=== What is expected ===
In the data below, find each line containing the string "this" and return it.

## BEGIN Data to use

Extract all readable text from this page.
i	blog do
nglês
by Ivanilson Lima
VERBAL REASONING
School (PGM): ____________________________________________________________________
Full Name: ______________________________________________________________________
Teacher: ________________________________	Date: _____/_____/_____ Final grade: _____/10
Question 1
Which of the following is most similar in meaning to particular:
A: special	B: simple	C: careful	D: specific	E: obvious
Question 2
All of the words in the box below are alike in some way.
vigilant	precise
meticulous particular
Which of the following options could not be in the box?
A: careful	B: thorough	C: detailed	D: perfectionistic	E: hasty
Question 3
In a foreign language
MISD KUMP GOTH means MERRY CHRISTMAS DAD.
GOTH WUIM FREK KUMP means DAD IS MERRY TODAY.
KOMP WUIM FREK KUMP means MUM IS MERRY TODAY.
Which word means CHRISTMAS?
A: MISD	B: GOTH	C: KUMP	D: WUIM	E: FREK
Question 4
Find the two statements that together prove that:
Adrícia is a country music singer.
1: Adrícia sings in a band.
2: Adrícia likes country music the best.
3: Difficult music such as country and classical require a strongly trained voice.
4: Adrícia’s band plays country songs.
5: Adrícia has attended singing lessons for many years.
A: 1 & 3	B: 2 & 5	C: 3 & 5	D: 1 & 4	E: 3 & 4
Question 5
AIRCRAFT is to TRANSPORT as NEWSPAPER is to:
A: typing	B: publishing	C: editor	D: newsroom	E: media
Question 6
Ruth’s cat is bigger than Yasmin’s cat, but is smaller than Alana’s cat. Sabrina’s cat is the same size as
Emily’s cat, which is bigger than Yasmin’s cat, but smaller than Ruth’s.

## END Data to use
## BEGIN Data to use

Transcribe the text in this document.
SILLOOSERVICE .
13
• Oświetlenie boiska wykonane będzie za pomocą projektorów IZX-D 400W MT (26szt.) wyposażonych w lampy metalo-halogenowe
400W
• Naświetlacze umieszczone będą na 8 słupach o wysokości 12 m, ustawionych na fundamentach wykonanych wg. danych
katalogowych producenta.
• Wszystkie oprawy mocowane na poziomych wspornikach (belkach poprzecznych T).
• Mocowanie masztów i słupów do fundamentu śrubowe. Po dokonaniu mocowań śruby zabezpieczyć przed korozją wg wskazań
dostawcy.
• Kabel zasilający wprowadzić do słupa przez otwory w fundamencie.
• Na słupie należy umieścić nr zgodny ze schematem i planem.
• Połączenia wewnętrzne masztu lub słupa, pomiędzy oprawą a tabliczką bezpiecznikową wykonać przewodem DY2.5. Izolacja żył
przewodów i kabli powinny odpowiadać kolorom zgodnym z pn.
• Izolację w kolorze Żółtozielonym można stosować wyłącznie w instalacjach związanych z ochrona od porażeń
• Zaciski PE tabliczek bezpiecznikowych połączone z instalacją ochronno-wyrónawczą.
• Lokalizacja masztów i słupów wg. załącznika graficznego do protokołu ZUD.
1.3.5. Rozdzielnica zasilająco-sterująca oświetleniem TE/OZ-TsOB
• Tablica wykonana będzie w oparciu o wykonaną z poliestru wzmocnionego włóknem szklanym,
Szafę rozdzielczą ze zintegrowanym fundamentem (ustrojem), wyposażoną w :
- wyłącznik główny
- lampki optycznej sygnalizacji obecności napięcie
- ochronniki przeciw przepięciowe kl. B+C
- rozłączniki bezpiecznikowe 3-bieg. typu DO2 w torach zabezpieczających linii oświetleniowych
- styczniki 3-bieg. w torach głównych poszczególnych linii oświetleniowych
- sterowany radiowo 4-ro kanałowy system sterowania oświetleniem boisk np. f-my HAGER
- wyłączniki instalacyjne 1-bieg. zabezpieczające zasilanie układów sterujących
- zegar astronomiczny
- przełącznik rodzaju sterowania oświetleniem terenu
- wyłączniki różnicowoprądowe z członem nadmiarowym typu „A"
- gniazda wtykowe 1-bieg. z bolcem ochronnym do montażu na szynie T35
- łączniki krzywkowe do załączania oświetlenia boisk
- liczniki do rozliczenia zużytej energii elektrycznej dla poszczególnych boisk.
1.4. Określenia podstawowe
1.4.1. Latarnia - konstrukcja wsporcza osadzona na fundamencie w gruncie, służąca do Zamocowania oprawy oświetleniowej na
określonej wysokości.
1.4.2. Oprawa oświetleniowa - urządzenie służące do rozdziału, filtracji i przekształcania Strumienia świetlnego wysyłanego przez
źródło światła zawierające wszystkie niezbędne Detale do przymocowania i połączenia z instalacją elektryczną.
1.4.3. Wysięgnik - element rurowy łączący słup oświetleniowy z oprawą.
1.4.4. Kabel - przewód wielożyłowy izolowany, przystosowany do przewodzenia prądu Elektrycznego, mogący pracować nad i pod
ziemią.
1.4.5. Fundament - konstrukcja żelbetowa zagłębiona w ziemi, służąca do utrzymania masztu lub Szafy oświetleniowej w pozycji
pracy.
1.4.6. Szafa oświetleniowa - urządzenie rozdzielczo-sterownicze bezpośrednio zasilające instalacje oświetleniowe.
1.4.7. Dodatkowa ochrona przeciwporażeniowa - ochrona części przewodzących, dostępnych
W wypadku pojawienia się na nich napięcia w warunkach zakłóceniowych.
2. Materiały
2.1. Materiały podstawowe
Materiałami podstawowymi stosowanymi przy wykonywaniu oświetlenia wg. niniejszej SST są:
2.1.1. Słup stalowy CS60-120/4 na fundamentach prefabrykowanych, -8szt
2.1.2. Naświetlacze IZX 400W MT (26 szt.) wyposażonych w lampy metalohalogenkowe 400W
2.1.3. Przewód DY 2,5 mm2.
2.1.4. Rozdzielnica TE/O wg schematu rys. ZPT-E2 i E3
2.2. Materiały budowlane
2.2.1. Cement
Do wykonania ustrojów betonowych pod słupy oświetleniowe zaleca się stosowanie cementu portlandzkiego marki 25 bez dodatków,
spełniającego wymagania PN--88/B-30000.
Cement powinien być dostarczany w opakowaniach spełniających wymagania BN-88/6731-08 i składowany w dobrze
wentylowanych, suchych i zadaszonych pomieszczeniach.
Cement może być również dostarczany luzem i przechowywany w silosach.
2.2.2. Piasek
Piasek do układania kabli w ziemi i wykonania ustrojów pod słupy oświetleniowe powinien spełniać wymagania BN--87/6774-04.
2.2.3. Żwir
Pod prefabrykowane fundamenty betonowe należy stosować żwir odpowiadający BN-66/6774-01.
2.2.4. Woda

## END Data to use

=== Exercise result ===
Extract all readable text from this page.
Transcribe the text in this document.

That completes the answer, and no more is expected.